▶ _Exercise requirements_: Copy every line that mentions the word "Hvordan".

Raw records:

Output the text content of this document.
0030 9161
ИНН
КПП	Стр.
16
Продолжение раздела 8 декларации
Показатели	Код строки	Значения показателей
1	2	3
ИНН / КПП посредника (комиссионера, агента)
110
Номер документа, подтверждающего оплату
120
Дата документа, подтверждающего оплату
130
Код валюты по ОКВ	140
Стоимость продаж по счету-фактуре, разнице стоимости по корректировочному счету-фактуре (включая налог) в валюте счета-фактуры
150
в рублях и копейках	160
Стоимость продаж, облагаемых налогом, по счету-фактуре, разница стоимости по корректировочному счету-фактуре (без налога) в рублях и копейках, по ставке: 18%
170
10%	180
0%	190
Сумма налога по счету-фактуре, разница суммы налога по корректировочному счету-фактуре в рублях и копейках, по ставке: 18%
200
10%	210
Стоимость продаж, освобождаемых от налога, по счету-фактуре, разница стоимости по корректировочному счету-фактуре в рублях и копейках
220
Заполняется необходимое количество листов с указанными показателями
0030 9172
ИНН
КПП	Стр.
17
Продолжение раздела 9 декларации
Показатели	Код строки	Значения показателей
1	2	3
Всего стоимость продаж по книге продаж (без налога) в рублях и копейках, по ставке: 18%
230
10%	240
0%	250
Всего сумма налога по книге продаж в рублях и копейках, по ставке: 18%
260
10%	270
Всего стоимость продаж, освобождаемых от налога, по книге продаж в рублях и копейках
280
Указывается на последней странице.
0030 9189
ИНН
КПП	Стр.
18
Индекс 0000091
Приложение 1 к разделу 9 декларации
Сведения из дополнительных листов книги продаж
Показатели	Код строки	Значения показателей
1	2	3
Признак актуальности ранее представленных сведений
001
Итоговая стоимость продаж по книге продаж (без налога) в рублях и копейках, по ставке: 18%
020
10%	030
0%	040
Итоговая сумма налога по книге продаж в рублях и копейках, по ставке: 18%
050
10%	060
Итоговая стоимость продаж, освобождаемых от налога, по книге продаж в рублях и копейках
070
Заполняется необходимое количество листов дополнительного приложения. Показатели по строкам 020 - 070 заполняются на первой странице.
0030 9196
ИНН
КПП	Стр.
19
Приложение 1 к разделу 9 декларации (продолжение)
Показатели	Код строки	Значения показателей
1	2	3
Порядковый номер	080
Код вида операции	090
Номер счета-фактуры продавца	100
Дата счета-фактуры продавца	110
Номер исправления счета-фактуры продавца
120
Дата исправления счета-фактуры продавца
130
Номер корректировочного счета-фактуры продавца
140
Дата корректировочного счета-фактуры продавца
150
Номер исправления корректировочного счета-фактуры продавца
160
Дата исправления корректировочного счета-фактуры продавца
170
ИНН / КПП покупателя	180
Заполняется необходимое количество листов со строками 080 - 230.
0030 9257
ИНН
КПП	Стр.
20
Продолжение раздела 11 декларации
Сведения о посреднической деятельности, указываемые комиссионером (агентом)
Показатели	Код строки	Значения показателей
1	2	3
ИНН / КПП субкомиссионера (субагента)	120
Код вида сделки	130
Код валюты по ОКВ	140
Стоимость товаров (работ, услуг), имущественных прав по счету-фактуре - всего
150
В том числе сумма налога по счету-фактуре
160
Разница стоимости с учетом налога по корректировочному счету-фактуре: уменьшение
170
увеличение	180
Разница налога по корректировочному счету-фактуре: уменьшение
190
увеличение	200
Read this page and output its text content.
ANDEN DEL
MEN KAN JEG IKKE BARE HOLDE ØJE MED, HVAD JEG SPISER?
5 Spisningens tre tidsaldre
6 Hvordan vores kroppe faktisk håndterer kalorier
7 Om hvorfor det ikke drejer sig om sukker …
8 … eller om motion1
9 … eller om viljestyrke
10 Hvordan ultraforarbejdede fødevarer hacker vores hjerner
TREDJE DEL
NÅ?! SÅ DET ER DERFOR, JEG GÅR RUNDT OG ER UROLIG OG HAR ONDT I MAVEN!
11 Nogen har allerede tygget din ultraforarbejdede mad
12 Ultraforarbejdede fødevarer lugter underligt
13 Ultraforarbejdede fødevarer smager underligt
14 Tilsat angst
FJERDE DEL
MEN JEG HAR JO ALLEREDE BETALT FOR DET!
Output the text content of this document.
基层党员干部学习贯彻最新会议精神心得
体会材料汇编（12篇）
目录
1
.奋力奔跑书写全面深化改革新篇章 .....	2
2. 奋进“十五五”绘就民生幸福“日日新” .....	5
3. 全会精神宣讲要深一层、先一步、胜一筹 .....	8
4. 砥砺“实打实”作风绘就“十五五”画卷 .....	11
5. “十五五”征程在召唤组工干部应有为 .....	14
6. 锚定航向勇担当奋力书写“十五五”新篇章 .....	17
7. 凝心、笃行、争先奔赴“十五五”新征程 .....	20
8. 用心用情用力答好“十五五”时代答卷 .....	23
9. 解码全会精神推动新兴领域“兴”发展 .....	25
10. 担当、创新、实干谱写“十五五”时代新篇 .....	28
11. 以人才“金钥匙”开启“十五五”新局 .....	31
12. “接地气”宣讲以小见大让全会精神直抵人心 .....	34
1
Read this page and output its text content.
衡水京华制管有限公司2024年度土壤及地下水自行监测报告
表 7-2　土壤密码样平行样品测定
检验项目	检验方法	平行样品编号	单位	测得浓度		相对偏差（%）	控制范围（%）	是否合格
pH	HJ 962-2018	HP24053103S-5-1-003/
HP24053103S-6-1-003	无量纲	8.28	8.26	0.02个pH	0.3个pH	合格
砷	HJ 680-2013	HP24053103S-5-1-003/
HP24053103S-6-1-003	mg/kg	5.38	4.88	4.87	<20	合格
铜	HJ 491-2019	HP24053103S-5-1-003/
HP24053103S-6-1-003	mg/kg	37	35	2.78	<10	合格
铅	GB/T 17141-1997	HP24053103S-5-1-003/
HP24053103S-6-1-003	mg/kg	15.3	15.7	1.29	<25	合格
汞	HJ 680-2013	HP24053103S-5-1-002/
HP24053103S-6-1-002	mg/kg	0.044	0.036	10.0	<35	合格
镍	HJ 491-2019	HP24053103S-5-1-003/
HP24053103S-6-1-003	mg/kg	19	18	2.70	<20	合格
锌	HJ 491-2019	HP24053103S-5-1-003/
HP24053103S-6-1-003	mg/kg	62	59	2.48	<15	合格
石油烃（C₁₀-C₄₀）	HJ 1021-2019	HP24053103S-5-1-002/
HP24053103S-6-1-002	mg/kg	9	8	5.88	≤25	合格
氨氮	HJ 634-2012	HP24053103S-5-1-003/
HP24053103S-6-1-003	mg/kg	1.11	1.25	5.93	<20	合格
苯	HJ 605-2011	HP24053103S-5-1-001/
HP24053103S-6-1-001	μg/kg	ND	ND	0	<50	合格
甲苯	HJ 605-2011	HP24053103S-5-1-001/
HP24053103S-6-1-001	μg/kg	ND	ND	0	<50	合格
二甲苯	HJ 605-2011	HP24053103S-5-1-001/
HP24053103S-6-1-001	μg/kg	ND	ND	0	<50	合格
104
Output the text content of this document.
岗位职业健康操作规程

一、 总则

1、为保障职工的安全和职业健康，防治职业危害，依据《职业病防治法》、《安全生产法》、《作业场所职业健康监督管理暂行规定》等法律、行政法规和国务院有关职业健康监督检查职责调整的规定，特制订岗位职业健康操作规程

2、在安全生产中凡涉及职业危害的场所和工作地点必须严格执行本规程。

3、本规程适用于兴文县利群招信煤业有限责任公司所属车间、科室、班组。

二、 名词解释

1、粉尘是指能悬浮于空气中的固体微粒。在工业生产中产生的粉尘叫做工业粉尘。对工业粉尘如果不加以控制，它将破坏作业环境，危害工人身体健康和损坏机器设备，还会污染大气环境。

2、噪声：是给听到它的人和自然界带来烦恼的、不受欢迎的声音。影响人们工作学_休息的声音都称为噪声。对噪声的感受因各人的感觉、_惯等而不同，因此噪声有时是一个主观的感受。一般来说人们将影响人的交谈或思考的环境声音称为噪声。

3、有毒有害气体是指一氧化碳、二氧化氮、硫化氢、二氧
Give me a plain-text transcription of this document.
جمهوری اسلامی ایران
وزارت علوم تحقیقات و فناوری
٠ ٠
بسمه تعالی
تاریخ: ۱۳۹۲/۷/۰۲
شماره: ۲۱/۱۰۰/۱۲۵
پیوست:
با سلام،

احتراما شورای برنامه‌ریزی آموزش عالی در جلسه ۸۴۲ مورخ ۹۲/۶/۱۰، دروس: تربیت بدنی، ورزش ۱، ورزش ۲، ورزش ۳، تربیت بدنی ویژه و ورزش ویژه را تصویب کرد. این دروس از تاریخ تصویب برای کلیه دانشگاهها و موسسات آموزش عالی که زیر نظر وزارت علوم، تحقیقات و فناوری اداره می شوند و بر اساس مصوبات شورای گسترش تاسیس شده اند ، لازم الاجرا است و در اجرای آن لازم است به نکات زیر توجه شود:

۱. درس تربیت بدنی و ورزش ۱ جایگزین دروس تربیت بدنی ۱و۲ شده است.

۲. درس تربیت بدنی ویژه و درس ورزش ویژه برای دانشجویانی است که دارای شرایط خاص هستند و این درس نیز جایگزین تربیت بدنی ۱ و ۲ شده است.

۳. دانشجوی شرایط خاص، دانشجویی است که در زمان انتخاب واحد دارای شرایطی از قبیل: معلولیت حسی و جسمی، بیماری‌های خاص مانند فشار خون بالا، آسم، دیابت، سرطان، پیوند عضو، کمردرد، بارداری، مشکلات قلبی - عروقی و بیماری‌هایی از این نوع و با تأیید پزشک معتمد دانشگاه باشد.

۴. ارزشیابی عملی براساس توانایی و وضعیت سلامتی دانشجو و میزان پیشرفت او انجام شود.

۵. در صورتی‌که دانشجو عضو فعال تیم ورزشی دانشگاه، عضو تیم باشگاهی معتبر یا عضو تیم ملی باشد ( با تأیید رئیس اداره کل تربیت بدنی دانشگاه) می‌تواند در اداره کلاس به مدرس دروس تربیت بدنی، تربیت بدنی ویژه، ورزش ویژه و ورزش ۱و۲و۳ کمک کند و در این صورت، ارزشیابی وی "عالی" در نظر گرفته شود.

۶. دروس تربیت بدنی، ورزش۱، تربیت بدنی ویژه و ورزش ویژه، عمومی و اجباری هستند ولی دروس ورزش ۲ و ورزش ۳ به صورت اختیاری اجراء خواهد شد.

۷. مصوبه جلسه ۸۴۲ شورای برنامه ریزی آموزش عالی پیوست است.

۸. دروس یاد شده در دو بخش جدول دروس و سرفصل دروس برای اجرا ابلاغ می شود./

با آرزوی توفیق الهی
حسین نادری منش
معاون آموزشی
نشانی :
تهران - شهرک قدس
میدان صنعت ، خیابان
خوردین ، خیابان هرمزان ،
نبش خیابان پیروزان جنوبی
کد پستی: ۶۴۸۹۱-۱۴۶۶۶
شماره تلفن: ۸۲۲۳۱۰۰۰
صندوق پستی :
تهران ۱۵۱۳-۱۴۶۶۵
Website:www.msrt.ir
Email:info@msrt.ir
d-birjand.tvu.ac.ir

▶ _Task answer_:
6 Hvordan vores kroppe faktisk håndterer kalorier
10 Hvordan ultraforarbejdede fødevarer hacker vores hjerner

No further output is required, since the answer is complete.